Collected data entries
+ + + + +

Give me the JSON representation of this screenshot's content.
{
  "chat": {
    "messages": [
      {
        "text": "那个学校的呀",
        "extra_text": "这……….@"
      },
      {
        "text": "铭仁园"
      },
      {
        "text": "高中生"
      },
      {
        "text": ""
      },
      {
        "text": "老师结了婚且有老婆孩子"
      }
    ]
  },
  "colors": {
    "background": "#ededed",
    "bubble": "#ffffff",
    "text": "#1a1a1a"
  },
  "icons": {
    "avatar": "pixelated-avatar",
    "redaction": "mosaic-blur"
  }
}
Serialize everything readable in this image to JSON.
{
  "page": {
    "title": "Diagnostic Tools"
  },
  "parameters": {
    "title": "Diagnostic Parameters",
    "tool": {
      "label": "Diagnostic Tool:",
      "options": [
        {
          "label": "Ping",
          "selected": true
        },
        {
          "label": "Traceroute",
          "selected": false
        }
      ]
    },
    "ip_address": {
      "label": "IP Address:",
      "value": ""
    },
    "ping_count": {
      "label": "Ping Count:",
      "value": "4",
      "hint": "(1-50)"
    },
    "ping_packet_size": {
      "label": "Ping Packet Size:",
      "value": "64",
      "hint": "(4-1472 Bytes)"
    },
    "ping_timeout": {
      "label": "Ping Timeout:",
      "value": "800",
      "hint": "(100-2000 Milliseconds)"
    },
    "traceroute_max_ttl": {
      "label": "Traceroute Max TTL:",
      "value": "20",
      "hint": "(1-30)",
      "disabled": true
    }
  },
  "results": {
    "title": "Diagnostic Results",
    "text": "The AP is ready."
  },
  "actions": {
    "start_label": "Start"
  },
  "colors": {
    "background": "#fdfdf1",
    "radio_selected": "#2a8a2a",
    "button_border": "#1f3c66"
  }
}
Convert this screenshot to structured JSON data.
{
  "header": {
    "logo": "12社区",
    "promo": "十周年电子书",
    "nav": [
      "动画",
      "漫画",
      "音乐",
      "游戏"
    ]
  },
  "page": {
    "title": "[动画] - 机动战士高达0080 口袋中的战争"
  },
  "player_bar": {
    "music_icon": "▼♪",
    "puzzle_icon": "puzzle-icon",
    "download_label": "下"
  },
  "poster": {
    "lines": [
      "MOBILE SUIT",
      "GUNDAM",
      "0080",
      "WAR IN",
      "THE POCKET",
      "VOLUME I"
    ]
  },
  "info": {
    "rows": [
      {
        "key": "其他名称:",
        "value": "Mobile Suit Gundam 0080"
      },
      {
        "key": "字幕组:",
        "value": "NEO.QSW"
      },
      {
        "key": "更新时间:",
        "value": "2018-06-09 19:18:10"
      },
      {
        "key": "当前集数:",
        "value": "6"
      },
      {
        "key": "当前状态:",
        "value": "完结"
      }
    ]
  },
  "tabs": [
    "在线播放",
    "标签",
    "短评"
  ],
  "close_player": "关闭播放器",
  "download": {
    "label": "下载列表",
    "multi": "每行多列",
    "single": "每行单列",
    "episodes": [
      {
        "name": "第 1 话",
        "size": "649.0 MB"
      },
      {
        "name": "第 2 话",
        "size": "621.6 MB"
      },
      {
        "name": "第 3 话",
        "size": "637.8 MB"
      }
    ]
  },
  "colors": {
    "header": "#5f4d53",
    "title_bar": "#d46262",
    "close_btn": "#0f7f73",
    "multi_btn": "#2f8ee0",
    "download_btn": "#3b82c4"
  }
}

+ + + + +

What to produce:
Reproduce every line of the data verbatim.

Correct output:
Give me the JSON representation of this screenshot's content.
{
  "chat": {
    "messages": [
      {
        "text": "那个学校的呀",
        "extra_text": "这……….@"
      },
      {
        "text": "铭仁园"
      },
      {
        "text": "高中生"
      },
      {
        "text": ""
      },
      {
        "text": "老师结了婚且有老婆孩子"
      }
    ]
  },
  "colors": {
    "background": "#ededed",
    "bubble": "#ffffff",
    "text": "#1a1a1a"
  },
  "icons": {
    "avatar": "pixelated-avatar",
    "redaction": "mosaic-blur"
  }
}
Serialize everything readable in this image to JSON.
{
  "page": {
    "title": "Diagnostic Tools"
  },
  "parameters": {
    "title": "Diagnostic Parameters",
    "tool": {
      "label": "Diagnostic Tool:",
      "options": [
        {
          "label": "Ping",
          "selected": true
        },
        {
          "label": "Traceroute",
          "selected": false
        }
      ]
    },
    "ip_address": {
      "label": "IP Address:",
      "value": ""
    },
    "ping_count": {
      "label": "Ping Count:",
      "value": "4",
      "hint": "(1-50)"
    },
    "ping_packet_size": {
      "label": "Ping Packet Size:",
      "value": "64",
      "hint": "(4-1472 Bytes)"
    },
    "ping_timeout": {
      "label": "Ping Timeout:",
      "value": "800",
      "hint": "(100-2000 Milliseconds)"
    },
    "traceroute_max_ttl": {
      "label": "Traceroute Max TTL:",
      "value": "20",
      "hint": "(1-30)",
      "disabled": true
    }
  },
  "results": {
    "title": "Diagnostic Results",
    "text": "The AP is ready."
  },
  "actions": {
    "start_label": "Start"
  },
  "colors": {
    "background": "#fdfdf1",
    "radio_selected": "#2a8a2a",
    "button_border": "#1f3c66"
  }
}
Convert this screenshot to structured JSON data.
{
  "header": {
    "logo": "12社区",
    "promo": "十周年电子书",
    "nav": [
      "动画",
      "漫画",
      "音乐",
      "游戏"
    ]
  },
  "page": {
    "title": "[动画] - 机动战士高达0080 口袋中的战争"
  },
  "player_bar": {
    "music_icon": "▼♪",
    "puzzle_icon": "puzzle-icon",
    "download_label": "下"
  },
  "poster": {
    "lines": [
      "MOBILE SUIT",
      "GUNDAM",
      "0080",
      "WAR IN",
      "THE POCKET",
      "VOLUME I"
    ]
  },
  "info": {
    "rows": [
      {
        "key": "其他名称:",
        "value": "Mobile Suit Gundam 0080"
      },
      {
        "key": "字幕组:",
        "value": "NEO.QSW"
      },
      {
        "key": "更新时间:",
        "value": "2018-06-09 19:18:10"
      },
      {
        "key": "当前集数:",
        "value": "6"
      },
      {
        "key": "当前状态:",
        "value": "完结"
      }
    ]
  },
  "tabs": [
    "在线播放",
    "标签",
    "短评"
  ],
  "close_player": "关闭播放器",
  "download": {
    "label": "下载列表",
    "multi": "每行多列",
    "single": "每行单列",
    "episodes": [
      {
        "name": "第 1 话",
        "size": "649.0 MB"
      },
      {
        "name": "第 2 话",
        "size": "621.6 MB"
      },
      {
        "name": "第 3 话",
        "size": "637.8 MB"
      }
    ]
  },
  "colors": {
    "header": "#5f4d53",
    "title_bar": "#d46262",
    "close_btn": "#0f7f73",
    "multi_btn": "#2f8ee0",
    "download_btn": "#3b82c4"
  }
}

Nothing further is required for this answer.